[Stored items from a collection]
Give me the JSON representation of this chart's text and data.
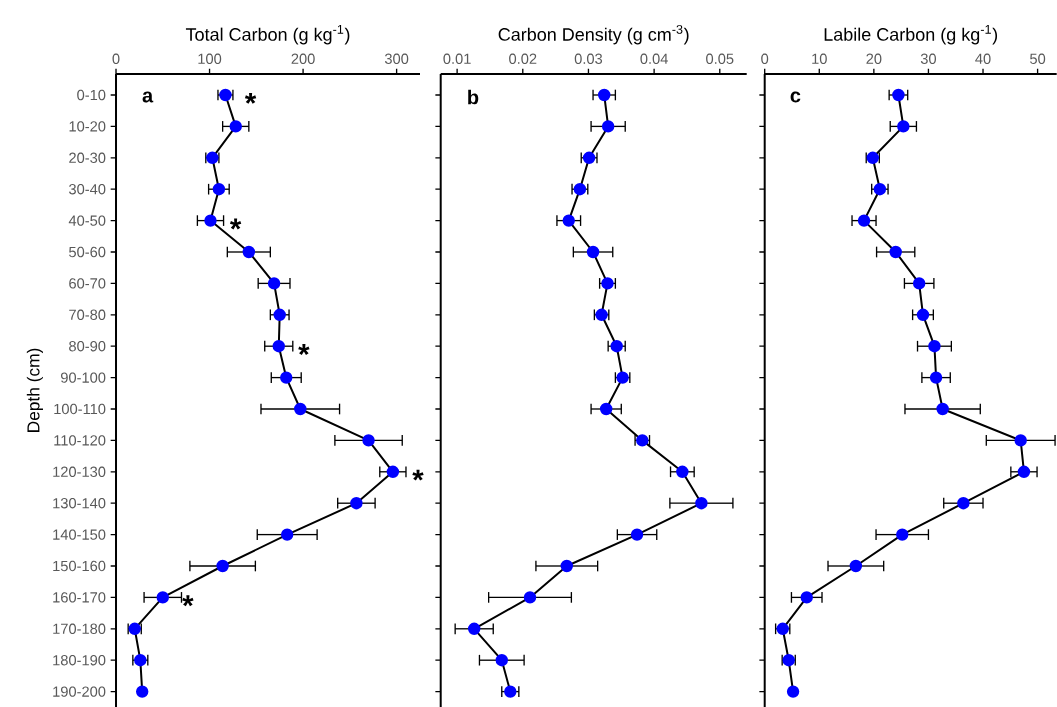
{
  "chart_data": [
    {
      "type": "line",
      "orientation": "horizontal",
      "xlabel": "Total Carbon (g kg$^{-1}$)",
      "ylabel": "Depth (cm)",
      "xlim": [
        0,
        325
      ],
      "xticks": [
        0,
        100,
        200,
        300
      ],
      "marker": "circle",
      "line_style": "solid",
      "categories": [
        "0-10",
        "10-20",
        "20-30",
        "30-40",
        "40-50",
        "50-60",
        "60-70",
        "70-80",
        "80-90",
        "90-100",
        "100-110",
        "110-120",
        "120-130",
        "130-140",
        "140-150",
        "150-160",
        "160-170",
        "170-180",
        "180-190",
        "190-200"
      ],
      "series": [
        {
          "color": "#0000ff",
          "values": [
            117,
            128,
            103,
            110,
            101,
            142,
            169,
            175,
            174,
            182,
            197,
            270,
            296,
            257,
            183,
            114,
            50,
            20,
            26,
            28
          ],
          "errors": [
            8,
            14,
            7,
            11,
            14,
            23,
            17,
            10,
            15,
            16,
            42,
            36,
            14,
            20,
            32,
            35,
            20,
            7,
            8,
            null
          ]
        }
      ],
      "annotations": [
        "a",
        {
          "text": "*",
          "x": 117,
          "y": "0-10"
        },
        {
          "text": "*",
          "x": 101,
          "y": "40-50"
        },
        {
          "text": "*",
          "x": 174,
          "y": "80-90"
        },
        {
          "text": "*",
          "x": 296,
          "y": "120-130"
        },
        {
          "text": "*",
          "x": 50,
          "y": "160-170"
        }
      ]
    },
    {
      "type": "line",
      "orientation": "horizontal",
      "xlabel": "Carbon Density (g cm$^{-3}$)",
      "xlim": [
        0.0075,
        0.0541
      ],
      "xticks": [
        0.01,
        0.02,
        0.03,
        0.04,
        0.05
      ],
      "marker": "circle",
      "line_style": "solid",
      "tick_labels": "x",
      "series": [
        {
          "color": "#0000ff",
          "values": [
            0.0324,
            0.033,
            0.0301,
            0.0287,
            0.027,
            0.0307,
            0.0329,
            0.032,
            0.0343,
            0.0352,
            0.0327,
            0.0382,
            0.0443,
            0.0472,
            0.0374,
            0.0267,
            0.0211,
            0.0126,
            0.0168,
            0.0181
          ],
          "errors": [
            0.0017,
            0.0026,
            0.0012,
            0.0012,
            0.0018,
            0.003,
            0.0012,
            0.0011,
            0.0013,
            0.0011,
            0.0023,
            0.0011,
            0.0018,
            0.0048,
            0.003,
            0.0047,
            0.0063,
            0.0029,
            0.0034,
            0.0013
          ]
        }
      ],
      "annotations": [
        "b"
      ]
    },
    {
      "type": "line",
      "orientation": "horizontal",
      "xlabel": "Labile Carbon (g kg$^{-1}$)",
      "xlim": [
        0,
        53.5
      ],
      "xticks": [
        0,
        10,
        20,
        30,
        40,
        50
      ],
      "marker": "circle",
      "line_style": "solid",
      "tick_labels": "x",
      "series": [
        {
          "color": "#0000ff",
          "values": [
            24.5,
            25.4,
            19.8,
            21.1,
            18.2,
            24,
            28.3,
            29,
            31.1,
            31.4,
            32.6,
            46.9,
            47.5,
            36.4,
            25.2,
            16.7,
            7.7,
            3.3,
            4.4,
            5.2
          ],
          "errors": [
            1.7,
            2.4,
            1.2,
            1.5,
            2.2,
            3.5,
            2.7,
            1.9,
            3.1,
            2.6,
            6.9,
            6.3,
            2.4,
            3.6,
            4.8,
            5.1,
            2.8,
            1.3,
            1.2,
            null
          ]
        }
      ],
      "annotations": [
        "c"
      ]
    }
  ]
}
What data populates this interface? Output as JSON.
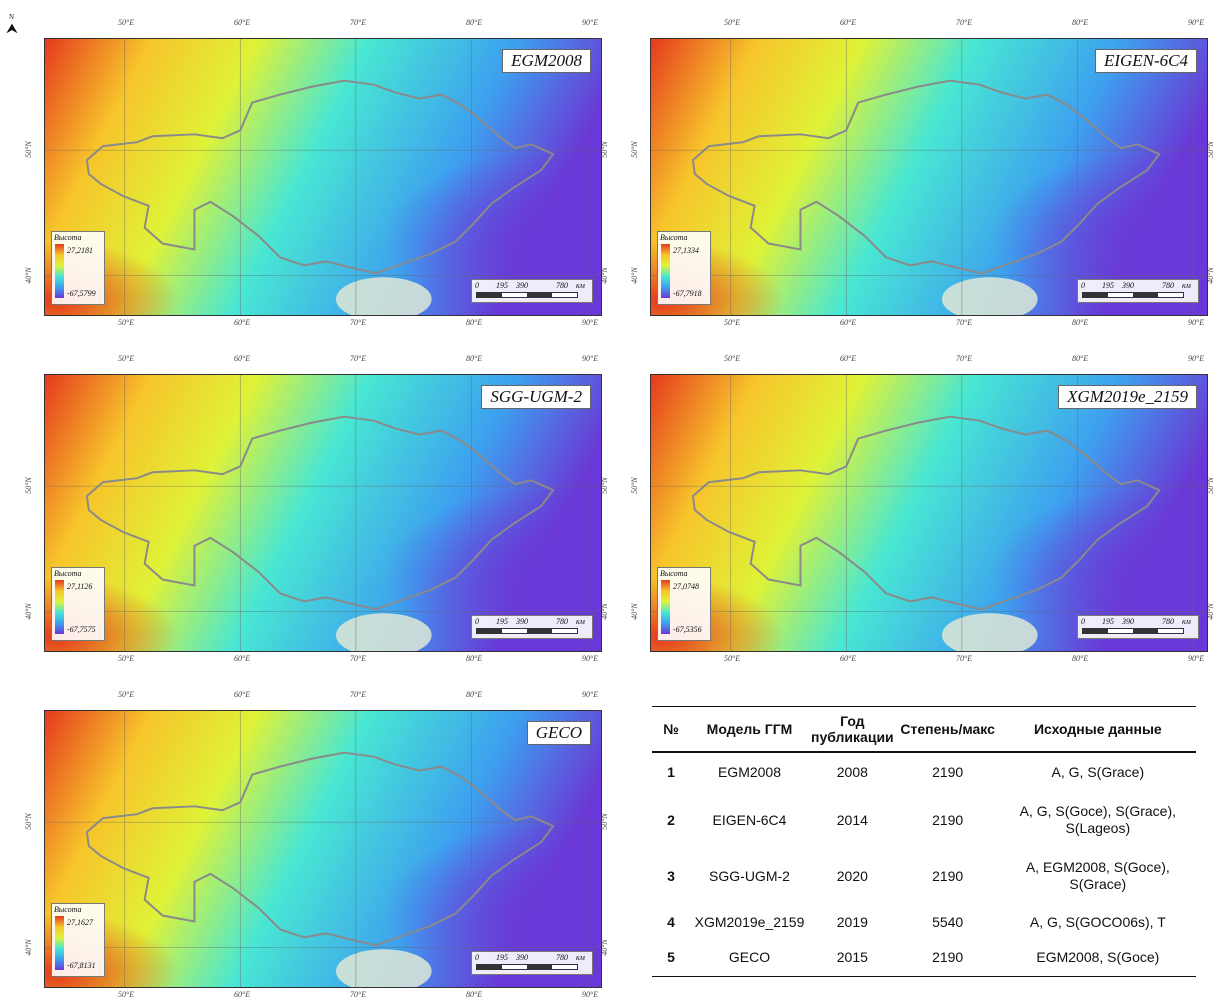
{
  "maps": [
    {
      "title": "EGM2008",
      "legend_title": "Высота",
      "max": "27,2181",
      "min": "-67,5799",
      "scale": [
        "0",
        "195",
        "390",
        "780",
        "км"
      ],
      "top_lon": [
        "50°E",
        "60°E",
        "70°E",
        "80°E",
        "90°E"
      ],
      "bottom_lon": [
        "50°E",
        "60°E",
        "70°E",
        "80°E",
        "90°E"
      ],
      "left_lat": [
        "50°N",
        "40°N"
      ],
      "right_lat": [
        "50°N",
        "40°N"
      ]
    },
    {
      "title": "EIGEN-6C4",
      "legend_title": "Высота",
      "max": "27,1334",
      "min": "-67,7918",
      "scale": [
        "0",
        "195",
        "390",
        "780",
        "км"
      ],
      "top_lon": [
        "50°E",
        "60°E",
        "70°E",
        "80°E",
        "90°E"
      ],
      "bottom_lon": [
        "50°E",
        "60°E",
        "70°E",
        "80°E",
        "90°E"
      ],
      "left_lat": [
        "50°N",
        "40°N"
      ],
      "right_lat": [
        "50°N",
        "40°N"
      ]
    },
    {
      "title": "SGG-UGM-2",
      "legend_title": "Высота",
      "max": "27,1126",
      "min": "-67,7575",
      "scale": [
        "0",
        "195",
        "390",
        "780",
        "км"
      ],
      "top_lon": [
        "50°E",
        "60°E",
        "70°E",
        "80°E",
        "90°E"
      ],
      "bottom_lon": [
        "50°E",
        "60°E",
        "70°E",
        "80°E",
        "90°E"
      ],
      "left_lat": [
        "50°N",
        "40°N"
      ],
      "right_lat": [
        "50°N",
        "40°N"
      ]
    },
    {
      "title": "XGM2019e_2159",
      "legend_title": "Высота",
      "max": "27,0748",
      "min": "-67,5356",
      "scale": [
        "0",
        "195",
        "390",
        "780",
        "км"
      ],
      "top_lon": [
        "50°E",
        "60°E",
        "70°E",
        "80°E",
        "90°E"
      ],
      "bottom_lon": [
        "50°E",
        "60°E",
        "70°E",
        "80°E",
        "90°E"
      ],
      "left_lat": [
        "50°N",
        "40°N"
      ],
      "right_lat": [
        "50°N",
        "40°N"
      ]
    },
    {
      "title": "GECO",
      "legend_title": "Высота",
      "max": "27,1627",
      "min": "-67,8131",
      "scale": [
        "0",
        "195",
        "390",
        "780",
        "км"
      ],
      "top_lon": [
        "50°E",
        "60°E",
        "70°E",
        "80°E",
        "90°E"
      ],
      "bottom_lon": [
        "50°E",
        "60°E",
        "70°E",
        "80°E",
        "90°E"
      ],
      "left_lat": [
        "50°N",
        "40°N"
      ],
      "right_lat": [
        "50°N",
        "40°N"
      ]
    }
  ],
  "north": {
    "glyph": "⮝",
    "label": "N"
  },
  "colors": {
    "high": "#e53a1d",
    "mid_high": "#f7c52b",
    "mid": "#dff237",
    "mid_low": "#48e7d3",
    "low": "#3da0ef",
    "lowest": "#6a38d6",
    "border": "#8a8a8a"
  },
  "table": {
    "headers": [
      "№",
      "Модель ГГМ",
      "Год публикации",
      "Степень/макс",
      "Исходные данные"
    ],
    "rows": [
      [
        "1",
        "EGM2008",
        "2008",
        "2190",
        "A, G, S(Grace)"
      ],
      [
        "2",
        "EIGEN-6C4",
        "2014",
        "2190",
        "A, G, S(Goce), S(Grace), S(Lageos)"
      ],
      [
        "3",
        "SGG-UGM-2",
        "2020",
        "2190",
        "A, EGM2008, S(Goce), S(Grace)"
      ],
      [
        "4",
        "XGM2019e_2159",
        "2019",
        "5540",
        "A, G, S(GOCO06s), T"
      ],
      [
        "5",
        "GECO",
        "2015",
        "2190",
        "EGM2008, S(Goce)"
      ]
    ]
  }
}
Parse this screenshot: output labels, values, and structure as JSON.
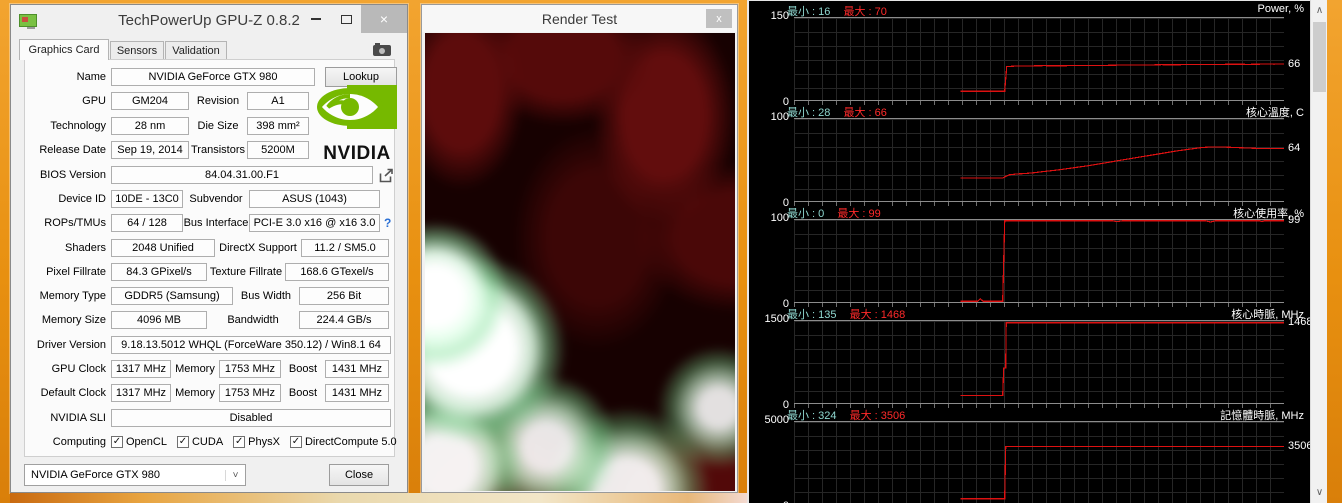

**What you need to do:** Can the entries above be repeated exactly, without their pictures?

**Solution to this problem:**
Give me the JSON representation of this chart's text and data.
{
  "chart_data": [
    {
      "type": "line",
      "orientation": "horizontal",
      "xlabel": "Total Carbon (g kg$^{-1}$)",
      "ylabel": "Depth (cm)",
      "xlim": [
        0,
        325
      ],
      "xticks": [
        0,
        100,
        200,
        300
      ],
      "marker": "circle",
      "line_style": "solid",
      "categories": [
        "0-10",
        "10-20",
        "20-30",
        "30-40",
        "40-50",
        "50-60",
        "60-70",
        "70-80",
        "80-90",
        "90-100",
        "100-110",
        "110-120",
        "120-130",
        "130-140",
        "140-150",
        "150-160",
        "160-170",
        "170-180",
        "180-190",
        "190-200"
      ],
      "series": [
        {
          "color": "#0000ff",
          "values": [
            117,
            128,
            103,
            110,
            101,
            142,
            169,
            175,
            174,
            182,
            197,
            270,
            296,
            257,
            183,
            114,
            50,
            20,
            26,
            28
          ],
          "errors": [
            8,
            14,
            7,
            11,
            14,
            23,
            17,
            10,
            15,
            16,
            42,
            36,
            14,
            20,
            32,
            35,
            20,
            7,
            8,
            null
          ]
        }
      ],
      "annotations": [
        "a",
        {
          "text": "*",
          "x": 117,
          "y": "0-10"
        },
        {
          "text": "*",
          "x": 101,
          "y": "40-50"
        },
        {
          "text": "*",
          "x": 174,
          "y": "80-90"
        },
        {
          "text": "*",
          "x": 296,
          "y": "120-130"
        },
        {
          "text": "*",
          "x": 50,
          "y": "160-170"
        }
      ]
    },
    {
      "type": "line",
      "orientation": "horizontal",
      "xlabel": "Carbon Density (g cm$^{-3}$)",
      "xlim": [
        0.0075,
        0.0541
      ],
      "xticks": [
        0.01,
        0.02,
        0.03,
        0.04,
        0.05
      ],
      "marker": "circle",
      "line_style": "solid",
      "tick_labels": "x",
      "series": [
        {
          "color": "#0000ff",
          "values": [
            0.0324,
            0.033,
            0.0301,
            0.0287,
            0.027,
            0.0307,
            0.0329,
            0.032,
            0.0343,
            0.0352,
            0.0327,
            0.0382,
            0.0443,
            0.0472,
            0.0374,
            0.0267,
            0.0211,
            0.0126,
            0.0168,
            0.0181
          ],
          "errors": [
            0.0017,
            0.0026,
            0.0012,
            0.0012,
            0.0018,
            0.003,
            0.0012,
            0.0011,
            0.0013,
            0.0011,
            0.0023,
            0.0011,
            0.0018,
            0.0048,
            0.003,
            0.0047,
            0.0063,
            0.0029,
            0.0034,
            0.0013
          ]
        }
      ],
      "annotations": [
        "b"
      ]
    },
    {
      "type": "line",
      "orientation": "horizontal",
      "xlabel": "Labile Carbon (g kg$^{-1}$)",
      "xlim": [
        0,
        53.5
      ],
      "xticks": [
        0,
        10,
        20,
        30,
        40,
        50
      ],
      "marker": "circle",
      "line_style": "solid",
      "tick_labels": "x",
      "series": [
        {
          "color": "#0000ff",
          "values": [
            24.5,
            25.4,
            19.8,
            21.1,
            18.2,
            24,
            28.3,
            29,
            31.1,
            31.4,
            32.6,
            46.9,
            47.5,
            36.4,
            25.2,
            16.7,
            7.7,
            3.3,
            4.4,
            5.2
          ],
          "errors": [
            1.7,
            2.4,
            1.2,
            1.5,
            2.2,
            3.5,
            2.7,
            1.9,
            3.1,
            2.6,
            6.9,
            6.3,
            2.4,
            3.6,
            4.8,
            5.1,
            2.8,
            1.3,
            1.2,
            null
          ]
        }
      ],
      "annotations": [
        "c"
      ]
    }
  ]
}
What data populates this interface? Output as JSON.
{
  "maps": [
    {
      "title": "EGM2008",
      "legend_title": "Высота",
      "max": "27,2181",
      "min": "-67,5799",
      "scale": [
        "0",
        "195",
        "390",
        "780",
        "км"
      ],
      "top_lon": [
        "50°E",
        "60°E",
        "70°E",
        "80°E",
        "90°E"
      ],
      "bottom_lon": [
        "50°E",
        "60°E",
        "70°E",
        "80°E",
        "90°E"
      ],
      "left_lat": [
        "50°N",
        "40°N"
      ],
      "right_lat": [
        "50°N",
        "40°N"
      ]
    },
    {
      "title": "EIGEN-6C4",
      "legend_title": "Высота",
      "max": "27,1334",
      "min": "-67,7918",
      "scale": [
        "0",
        "195",
        "390",
        "780",
        "км"
      ],
      "top_lon": [
        "50°E",
        "60°E",
        "70°E",
        "80°E",
        "90°E"
      ],
      "bottom_lon": [
        "50°E",
        "60°E",
        "70°E",
        "80°E",
        "90°E"
      ],
      "left_lat": [
        "50°N",
        "40°N"
      ],
      "right_lat": [
        "50°N",
        "40°N"
      ]
    },
    {
      "title": "SGG-UGM-2",
      "legend_title": "Высота",
      "max": "27,1126",
      "min": "-67,7575",
      "scale": [
        "0",
        "195",
        "390",
        "780",
        "км"
      ],
      "top_lon": [
        "50°E",
        "60°E",
        "70°E",
        "80°E",
        "90°E"
      ],
      "bottom_lon": [
        "50°E",
        "60°E",
        "70°E",
        "80°E",
        "90°E"
      ],
      "left_lat": [
        "50°N",
        "40°N"
      ],
      "right_lat": [
        "50°N",
        "40°N"
      ]
    },
    {
      "title": "XGM2019e_2159",
      "legend_title": "Высота",
      "max": "27,0748",
      "min": "-67,5356",
      "scale": [
        "0",
        "195",
        "390",
        "780",
        "км"
      ],
      "top_lon": [
        "50°E",
        "60°E",
        "70°E",
        "80°E",
        "90°E"
      ],
      "bottom_lon": [
        "50°E",
        "60°E",
        "70°E",
        "80°E",
        "90°E"
      ],
      "left_lat": [
        "50°N",
        "40°N"
      ],
      "right_lat": [
        "50°N",
        "40°N"
      ]
    },
    {
      "title": "GECO",
      "legend_title": "Высота",
      "max": "27,1627",
      "min": "-67,8131",
      "scale": [
        "0",
        "195",
        "390",
        "780",
        "км"
      ],
      "top_lon": [
        "50°E",
        "60°E",
        "70°E",
        "80°E",
        "90°E"
      ],
      "bottom_lon": [
        "50°E",
        "60°E",
        "70°E",
        "80°E",
        "90°E"
      ],
      "left_lat": [
        "50°N",
        "40°N"
      ],
      "right_lat": [
        "50°N",
        "40°N"
      ]
    }
  ],
  "north": {
    "glyph": "⮝",
    "label": "N"
  },
  "colors": {
    "high": "#e53a1d",
    "mid_high": "#f7c52b",
    "mid": "#dff237",
    "mid_low": "#48e7d3",
    "low": "#3da0ef",
    "lowest": "#6a38d6",
    "border": "#8a8a8a"
  },
  "table": {
    "headers": [
      "№",
      "Модель ГГМ",
      "Год публикации",
      "Степень/макс",
      "Исходные данные"
    ],
    "rows": [
      [
        "1",
        "EGM2008",
        "2008",
        "2190",
        "A, G, S(Grace)"
      ],
      [
        "2",
        "EIGEN-6C4",
        "2014",
        "2190",
        "A, G, S(Goce), S(Grace), S(Lageos)"
      ],
      [
        "3",
        "SGG-UGM-2",
        "2020",
        "2190",
        "A, EGM2008, S(Goce), S(Grace)"
      ],
      [
        "4",
        "XGM2019e_2159",
        "2019",
        "5540",
        "A, G, S(GOCO06s), T"
      ],
      [
        "5",
        "GECO",
        "2015",
        "2190",
        "EGM2008, S(Goce)"
      ]
    ]
  }
}
Parse this screenshot: output labels, values, and structure as JSON.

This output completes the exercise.